Problem requirements - Pull out every line below holding the word "cocida".

Data to process -
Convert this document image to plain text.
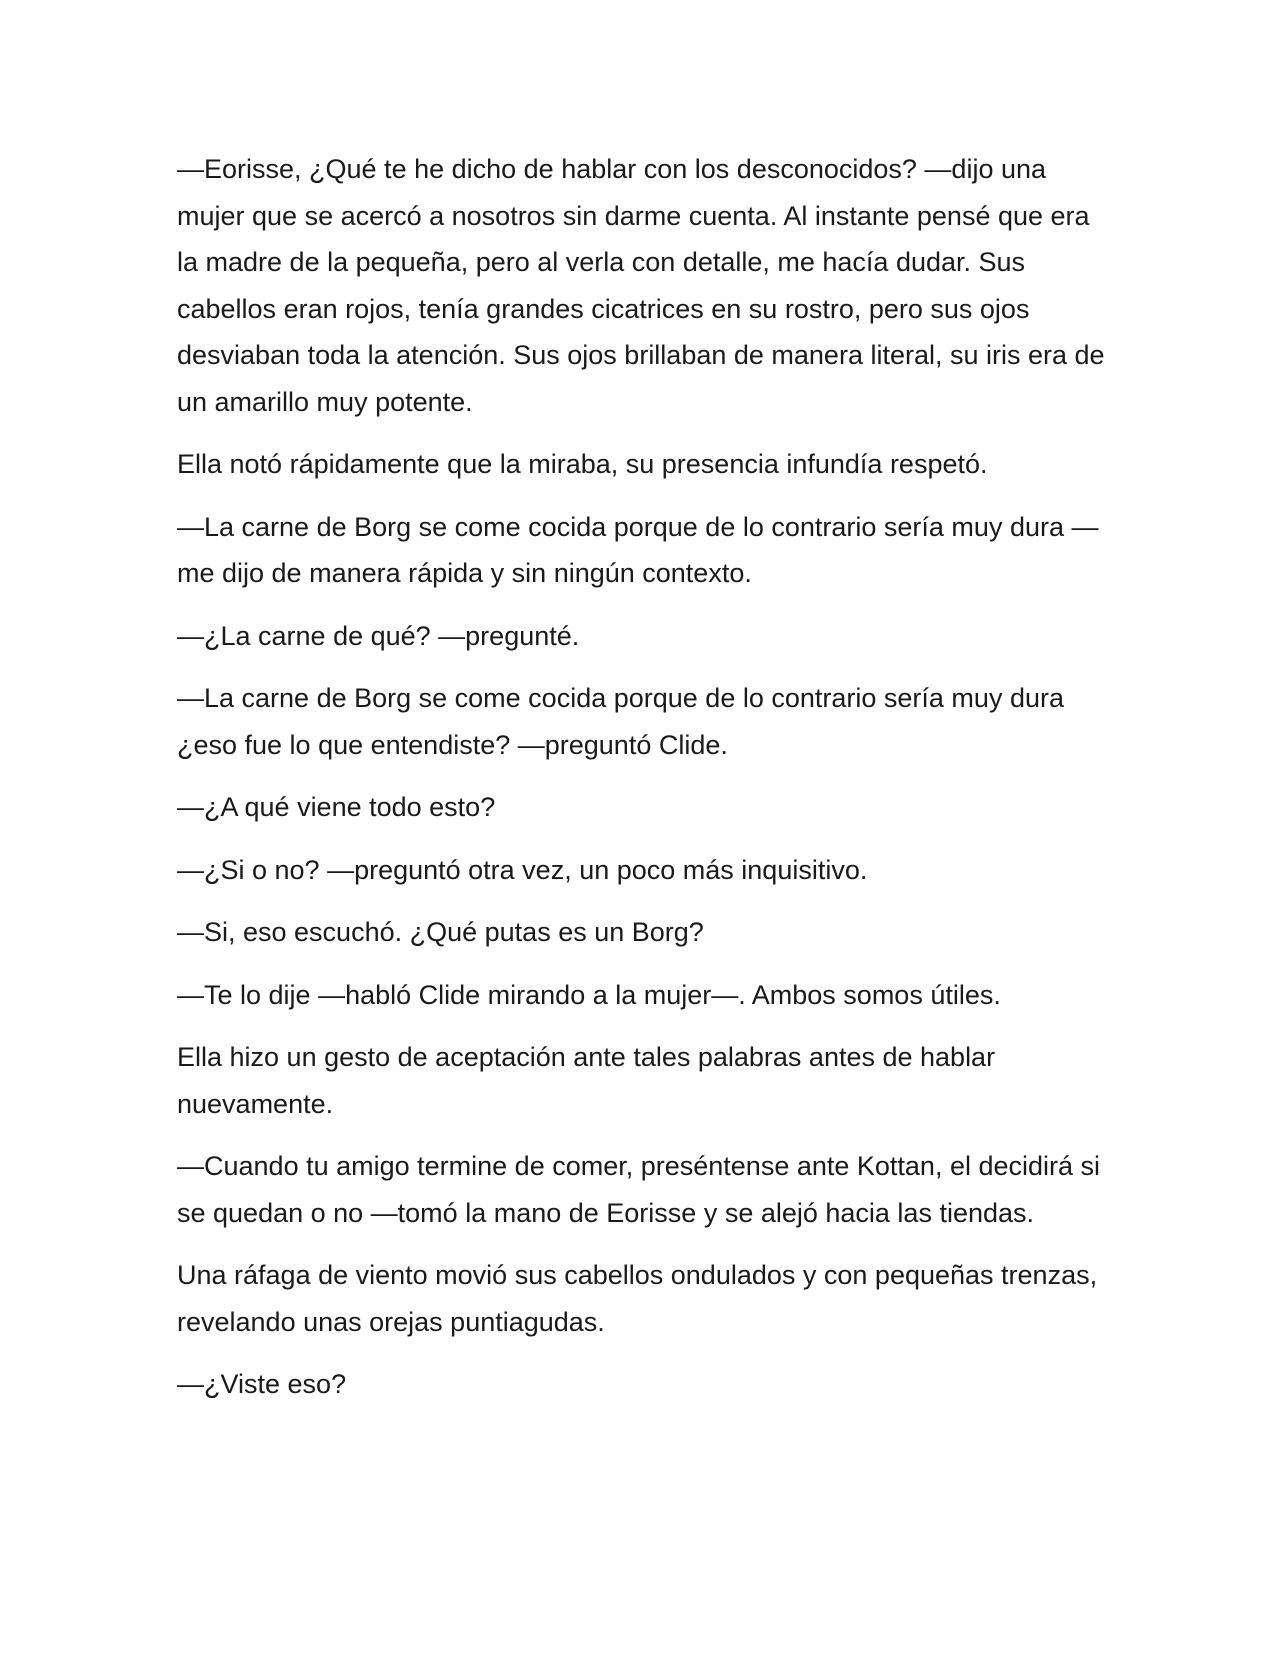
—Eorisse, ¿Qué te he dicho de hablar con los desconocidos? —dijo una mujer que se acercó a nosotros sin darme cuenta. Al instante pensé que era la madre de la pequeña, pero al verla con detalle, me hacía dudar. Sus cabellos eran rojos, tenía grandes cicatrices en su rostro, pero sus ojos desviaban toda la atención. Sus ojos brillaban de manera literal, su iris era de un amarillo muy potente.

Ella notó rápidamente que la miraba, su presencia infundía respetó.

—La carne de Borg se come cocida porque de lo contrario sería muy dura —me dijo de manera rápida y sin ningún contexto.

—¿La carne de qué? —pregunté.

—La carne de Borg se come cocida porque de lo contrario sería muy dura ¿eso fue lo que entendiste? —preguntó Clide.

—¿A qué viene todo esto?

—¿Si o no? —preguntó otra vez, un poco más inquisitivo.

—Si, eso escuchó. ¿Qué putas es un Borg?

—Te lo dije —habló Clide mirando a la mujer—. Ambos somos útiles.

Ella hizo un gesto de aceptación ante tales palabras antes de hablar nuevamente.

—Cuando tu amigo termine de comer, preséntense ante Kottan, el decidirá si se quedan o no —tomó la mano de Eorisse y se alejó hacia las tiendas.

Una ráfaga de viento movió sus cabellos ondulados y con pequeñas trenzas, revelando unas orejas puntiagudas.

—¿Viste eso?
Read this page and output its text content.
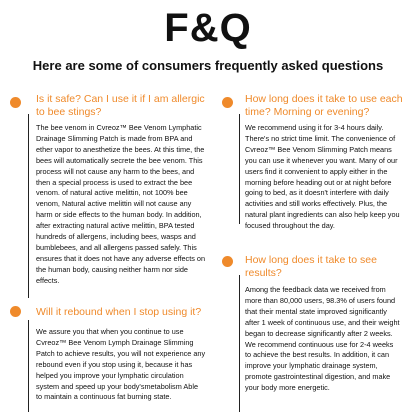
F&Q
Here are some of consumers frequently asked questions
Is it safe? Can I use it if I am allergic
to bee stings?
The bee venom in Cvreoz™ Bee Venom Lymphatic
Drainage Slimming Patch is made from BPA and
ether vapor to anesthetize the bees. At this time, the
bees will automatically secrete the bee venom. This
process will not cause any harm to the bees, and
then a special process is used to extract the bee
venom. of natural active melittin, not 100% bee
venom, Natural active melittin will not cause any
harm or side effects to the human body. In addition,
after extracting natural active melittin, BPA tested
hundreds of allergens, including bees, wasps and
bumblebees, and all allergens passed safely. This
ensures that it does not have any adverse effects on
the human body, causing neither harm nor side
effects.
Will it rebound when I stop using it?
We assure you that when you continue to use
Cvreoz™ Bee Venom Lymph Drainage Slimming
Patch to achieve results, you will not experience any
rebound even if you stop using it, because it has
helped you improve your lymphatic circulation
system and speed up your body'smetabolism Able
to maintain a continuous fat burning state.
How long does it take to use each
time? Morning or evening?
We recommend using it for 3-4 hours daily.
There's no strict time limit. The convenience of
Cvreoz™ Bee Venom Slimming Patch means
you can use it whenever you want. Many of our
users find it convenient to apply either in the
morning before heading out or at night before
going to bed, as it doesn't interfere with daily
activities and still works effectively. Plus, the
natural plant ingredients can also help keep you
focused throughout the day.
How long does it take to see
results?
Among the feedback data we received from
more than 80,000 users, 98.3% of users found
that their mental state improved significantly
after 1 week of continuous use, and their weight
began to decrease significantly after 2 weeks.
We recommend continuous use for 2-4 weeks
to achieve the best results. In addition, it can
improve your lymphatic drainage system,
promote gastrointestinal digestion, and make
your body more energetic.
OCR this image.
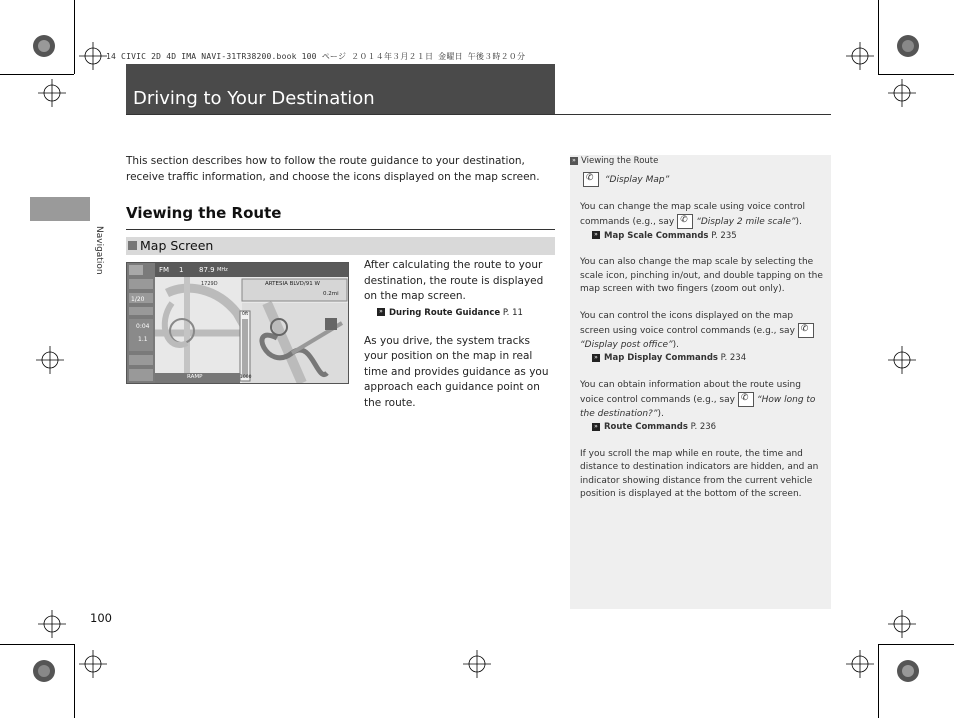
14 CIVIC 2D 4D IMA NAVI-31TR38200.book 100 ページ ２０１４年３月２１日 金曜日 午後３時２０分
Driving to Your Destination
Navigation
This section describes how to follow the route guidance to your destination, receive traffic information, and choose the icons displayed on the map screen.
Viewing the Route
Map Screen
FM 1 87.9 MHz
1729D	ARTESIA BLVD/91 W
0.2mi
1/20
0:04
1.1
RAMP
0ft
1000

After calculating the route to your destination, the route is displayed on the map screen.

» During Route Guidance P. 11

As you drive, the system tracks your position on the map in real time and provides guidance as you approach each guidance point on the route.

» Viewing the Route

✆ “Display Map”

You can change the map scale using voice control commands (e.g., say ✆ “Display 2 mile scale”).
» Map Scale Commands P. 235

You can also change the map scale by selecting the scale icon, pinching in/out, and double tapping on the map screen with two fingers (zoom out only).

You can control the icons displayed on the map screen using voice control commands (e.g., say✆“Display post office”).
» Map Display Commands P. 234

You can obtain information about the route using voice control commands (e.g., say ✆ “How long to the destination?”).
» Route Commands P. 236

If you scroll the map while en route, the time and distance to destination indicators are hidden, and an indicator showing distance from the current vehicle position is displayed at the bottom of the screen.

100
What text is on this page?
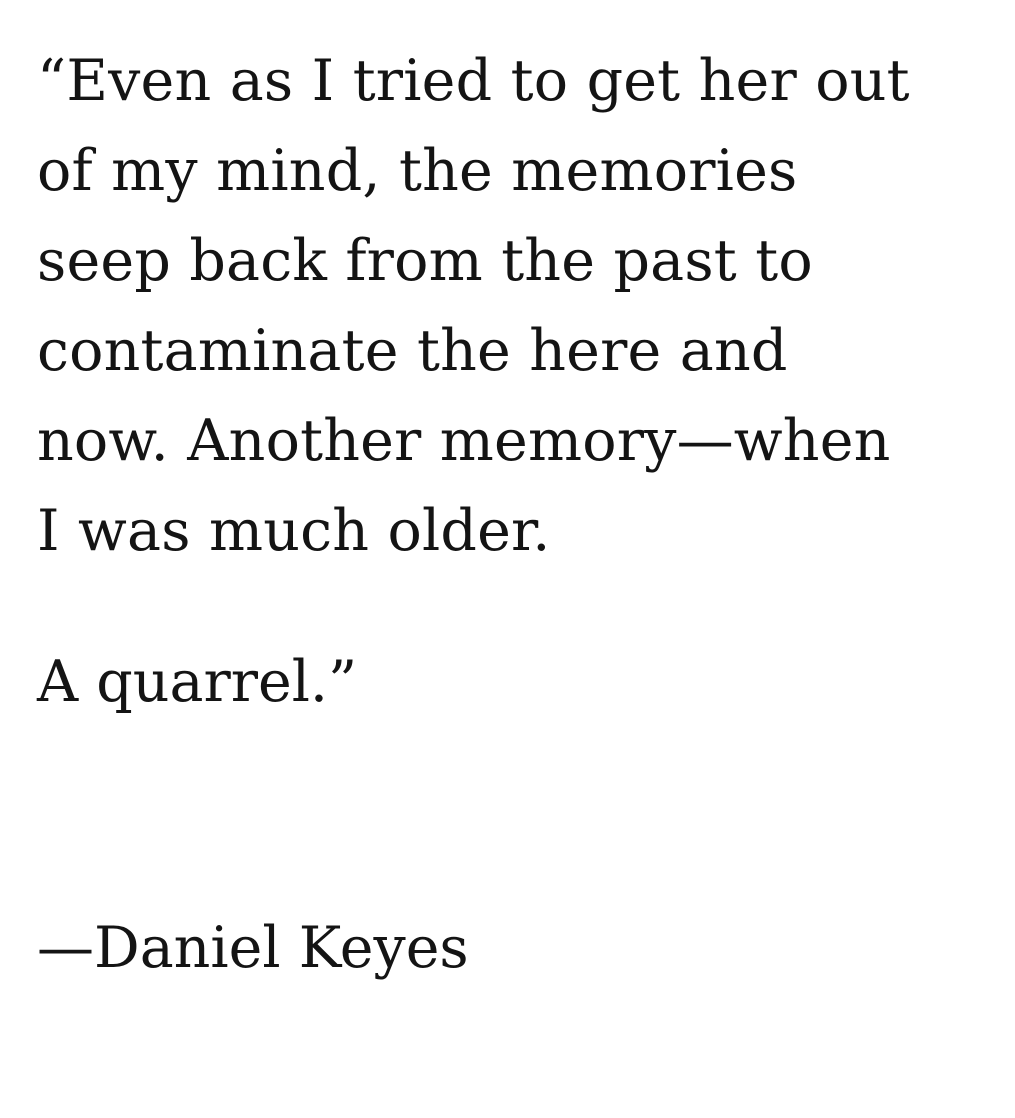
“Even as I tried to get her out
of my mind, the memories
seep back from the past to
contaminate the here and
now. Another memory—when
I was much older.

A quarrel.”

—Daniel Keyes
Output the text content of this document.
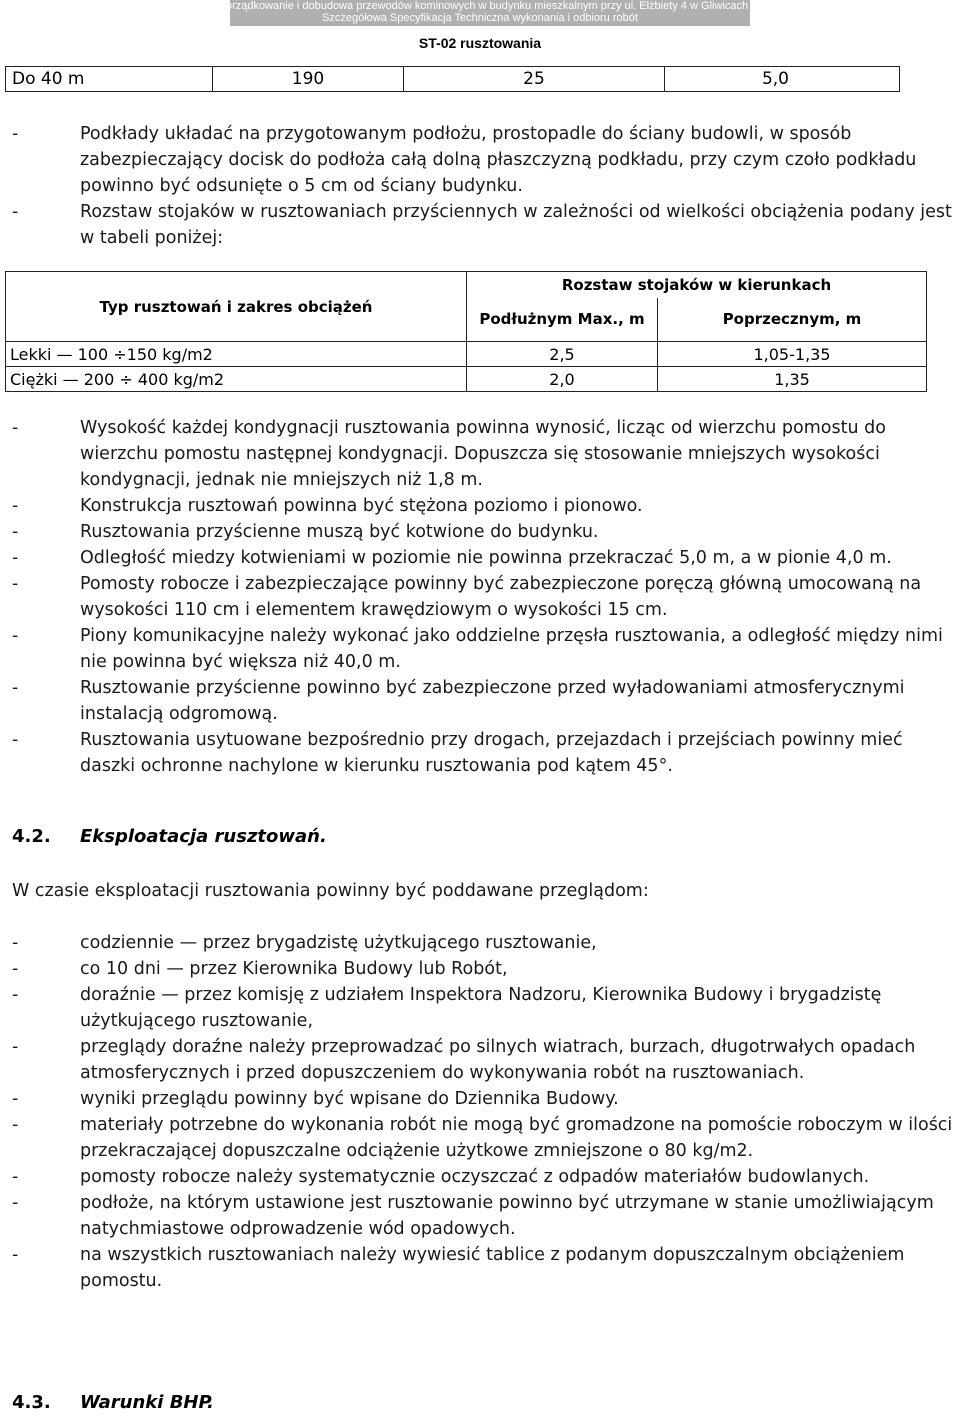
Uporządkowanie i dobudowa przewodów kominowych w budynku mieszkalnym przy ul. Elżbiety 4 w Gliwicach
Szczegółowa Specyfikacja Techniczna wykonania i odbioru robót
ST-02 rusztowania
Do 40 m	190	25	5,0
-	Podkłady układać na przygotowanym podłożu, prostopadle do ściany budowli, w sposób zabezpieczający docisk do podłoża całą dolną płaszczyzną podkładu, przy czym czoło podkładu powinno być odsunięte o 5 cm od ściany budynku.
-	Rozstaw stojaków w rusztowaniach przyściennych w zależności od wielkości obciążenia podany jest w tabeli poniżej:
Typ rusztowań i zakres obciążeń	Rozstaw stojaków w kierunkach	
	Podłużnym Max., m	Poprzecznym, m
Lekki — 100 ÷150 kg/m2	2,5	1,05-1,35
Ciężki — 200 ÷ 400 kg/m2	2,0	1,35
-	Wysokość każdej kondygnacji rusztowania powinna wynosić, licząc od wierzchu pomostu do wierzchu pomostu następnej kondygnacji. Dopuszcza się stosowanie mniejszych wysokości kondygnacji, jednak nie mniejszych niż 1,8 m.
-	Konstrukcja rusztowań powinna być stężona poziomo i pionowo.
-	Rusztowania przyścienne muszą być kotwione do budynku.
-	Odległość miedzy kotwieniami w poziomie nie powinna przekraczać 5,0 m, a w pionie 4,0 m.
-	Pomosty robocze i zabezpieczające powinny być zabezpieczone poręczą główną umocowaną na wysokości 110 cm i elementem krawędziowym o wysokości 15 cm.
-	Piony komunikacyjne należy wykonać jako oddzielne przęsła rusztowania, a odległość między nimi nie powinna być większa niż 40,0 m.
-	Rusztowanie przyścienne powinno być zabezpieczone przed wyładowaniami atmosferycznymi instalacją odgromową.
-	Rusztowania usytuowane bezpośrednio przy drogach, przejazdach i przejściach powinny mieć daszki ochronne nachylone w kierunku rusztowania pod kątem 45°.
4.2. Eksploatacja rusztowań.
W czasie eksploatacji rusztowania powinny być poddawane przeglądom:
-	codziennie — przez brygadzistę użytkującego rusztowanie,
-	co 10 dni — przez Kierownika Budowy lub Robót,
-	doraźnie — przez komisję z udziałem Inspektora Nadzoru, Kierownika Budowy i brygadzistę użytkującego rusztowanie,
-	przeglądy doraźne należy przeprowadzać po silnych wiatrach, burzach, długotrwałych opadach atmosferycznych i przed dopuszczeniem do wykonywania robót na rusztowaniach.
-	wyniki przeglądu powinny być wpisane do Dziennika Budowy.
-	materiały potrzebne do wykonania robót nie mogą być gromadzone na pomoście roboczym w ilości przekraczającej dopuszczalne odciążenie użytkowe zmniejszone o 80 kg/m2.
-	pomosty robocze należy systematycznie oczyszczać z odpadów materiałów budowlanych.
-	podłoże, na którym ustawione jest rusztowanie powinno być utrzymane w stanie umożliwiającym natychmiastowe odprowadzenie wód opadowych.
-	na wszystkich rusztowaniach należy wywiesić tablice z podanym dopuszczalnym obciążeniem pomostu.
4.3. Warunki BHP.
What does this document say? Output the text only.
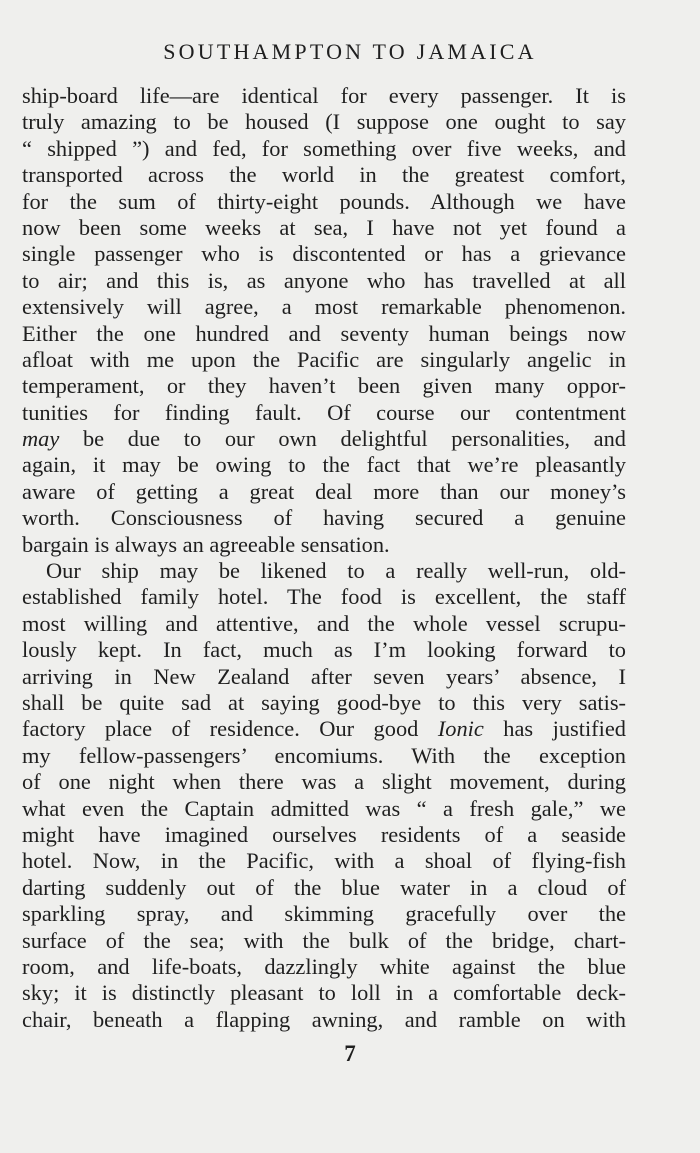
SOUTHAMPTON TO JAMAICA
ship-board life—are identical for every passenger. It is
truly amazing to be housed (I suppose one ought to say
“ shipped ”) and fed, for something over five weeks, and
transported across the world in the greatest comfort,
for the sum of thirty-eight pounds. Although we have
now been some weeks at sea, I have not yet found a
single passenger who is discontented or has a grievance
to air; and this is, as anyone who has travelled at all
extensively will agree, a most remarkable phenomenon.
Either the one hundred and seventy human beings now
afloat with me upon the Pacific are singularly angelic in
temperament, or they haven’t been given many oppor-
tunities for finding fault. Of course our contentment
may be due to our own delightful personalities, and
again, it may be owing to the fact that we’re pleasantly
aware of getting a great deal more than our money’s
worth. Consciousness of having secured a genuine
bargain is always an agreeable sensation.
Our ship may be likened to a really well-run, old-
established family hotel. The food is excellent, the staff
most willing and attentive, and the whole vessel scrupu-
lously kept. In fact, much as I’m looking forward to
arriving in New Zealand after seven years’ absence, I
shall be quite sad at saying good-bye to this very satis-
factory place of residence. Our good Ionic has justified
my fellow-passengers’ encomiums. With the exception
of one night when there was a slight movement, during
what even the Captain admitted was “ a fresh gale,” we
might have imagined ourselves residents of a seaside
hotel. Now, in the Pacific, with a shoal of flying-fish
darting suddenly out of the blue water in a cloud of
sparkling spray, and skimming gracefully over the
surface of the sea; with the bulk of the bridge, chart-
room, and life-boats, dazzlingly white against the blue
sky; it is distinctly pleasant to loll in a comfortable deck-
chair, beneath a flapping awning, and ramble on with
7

Task output -
—La carne de Borg se come cocida porque de lo contrario sería muy dura —me dijo de manera rápida y sin ningún contexto.
—La carne de Borg se come cocida porque de lo contrario sería muy dura ¿eso fue lo que entendiste? —preguntó Clide.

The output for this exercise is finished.